**DIRECTIONS**: Exclude the pictures; give every entry again exactly as written.

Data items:
__________________________________________________

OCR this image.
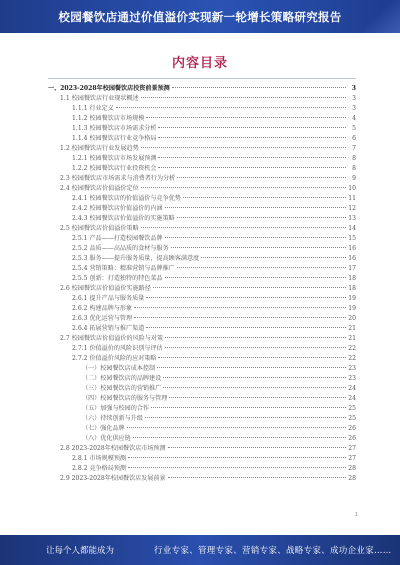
校园餐饮店通过价值溢价实现新一轮增长策略研究报告
内容目录
一、2023-2028年校园餐饮店投资前景预测	3
1.1 校园餐饮店行业现状概述	3
1.1.1 行业定义	3
1.1.2 校园餐饮店市场规模	4
1.1.3 校园餐饮店市场需求分析	5
1.1.4 校园餐饮店行业竞争格局	6
1.2 校园餐饮店行业发展趋势	7
1.2.1 校园餐饮店市场发展预测	8
1.2.2 校园餐饮店行业投资机会	8
2.3 校园餐饮店市场需求与消费者行为分析	9
2.4 校园餐饮店价值溢价定位	10
2.4.1 校园餐饮店的价值溢价与竞争优势	11
2.4.2 校园餐饮店价值溢价的内涵	12
2.4.3 校园餐饮店价值溢价的实施策略	13
2.5 校园餐饮店价值溢价策略	14
2.5.1 产品——打造校园餐饮品牌	15
2.5.2 品质——高品质的食材与服务	16
2.5.3 服务——提升服务质量，提高顾客满意度	16
2.5.4 营销策略：精准营销与品牌推广	17
2.5.5 创新：打造独特的特色菜品	18
2.6 校园餐饮店价值溢价实施路径	18
2.6.1 提升产品与服务质量	19
2.6.2 构建品牌与形象	19
2.6.3 优化运营与管理	20
2.6.4 拓展营销与推广渠道	21
2.7 校园餐饮店价值溢价的风险与对策	21
2.7.1 价值溢价的风险识别与评估	22
2.7.2 价值溢价风险的应对策略	22
（一）校园餐饮店成本控制	23
（二）校园餐饮店的品牌建设	23
（三）校园餐饮店的营销推广	24
（四）校园餐饮店的服务与管理	24
（五）加强与校园的合作	25
（六）持续创新与升级	25
（七）强化品牌	26
（八）优化供应链	26
2.8 2023-2028年校园餐饮店市场预测	27
2.8.1 市场规模预测	27
2.8.2 竞争格局预测	28
2.9 2023-2028年校园餐饮店发展前景	28
1
让每个人都能成为	行业专家、管理专家、营销专家、战略专家、成功企业家……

__________________________________________________

**RESPONSE BELOW**:
OCR this image.
校园餐饮店通过价值溢价实现新一轮增长策略研究报告
内容目录
一、2023-2028年校园餐饮店投资前景预测	3
1.1 校园餐饮店行业现状概述	3
1.1.1 行业定义	3
1.1.2 校园餐饮店市场规模	4
1.1.3 校园餐饮店市场需求分析	5
1.1.4 校园餐饮店行业竞争格局	6
1.2 校园餐饮店行业发展趋势	7
1.2.1 校园餐饮店市场发展预测	8
1.2.2 校园餐饮店行业投资机会	8
2.3 校园餐饮店市场需求与消费者行为分析	9
2.4 校园餐饮店价值溢价定位	10
2.4.1 校园餐饮店的价值溢价与竞争优势	11
2.4.2 校园餐饮店价值溢价的内涵	12
2.4.3 校园餐饮店价值溢价的实施策略	13
2.5 校园餐饮店价值溢价策略	14
2.5.1 产品——打造校园餐饮品牌	15
2.5.2 品质——高品质的食材与服务	16
2.5.3 服务——提升服务质量，提高顾客满意度	16
2.5.4 营销策略：精准营销与品牌推广	17
2.5.5 创新：打造独特的特色菜品	18
2.6 校园餐饮店价值溢价实施路径	18
2.6.1 提升产品与服务质量	19
2.6.2 构建品牌与形象	19
2.6.3 优化运营与管理	20
2.6.4 拓展营销与推广渠道	21
2.7 校园餐饮店价值溢价的风险与对策	21
2.7.1 价值溢价的风险识别与评估	22
2.7.2 价值溢价风险的应对策略	22
（一）校园餐饮店成本控制	23
（二）校园餐饮店的品牌建设	23
（三）校园餐饮店的营销推广	24
（四）校园餐饮店的服务与管理	24
（五）加强与校园的合作	25
（六）持续创新与升级	25
（七）强化品牌	26
（八）优化供应链	26
2.8 2023-2028年校园餐饮店市场预测	27
2.8.1 市场规模预测	27
2.8.2 竞争格局预测	28
2.9 2023-2028年校园餐饮店发展前景	28
1
让每个人都能成为	行业专家、管理专家、营销专家、战略专家、成功企业家……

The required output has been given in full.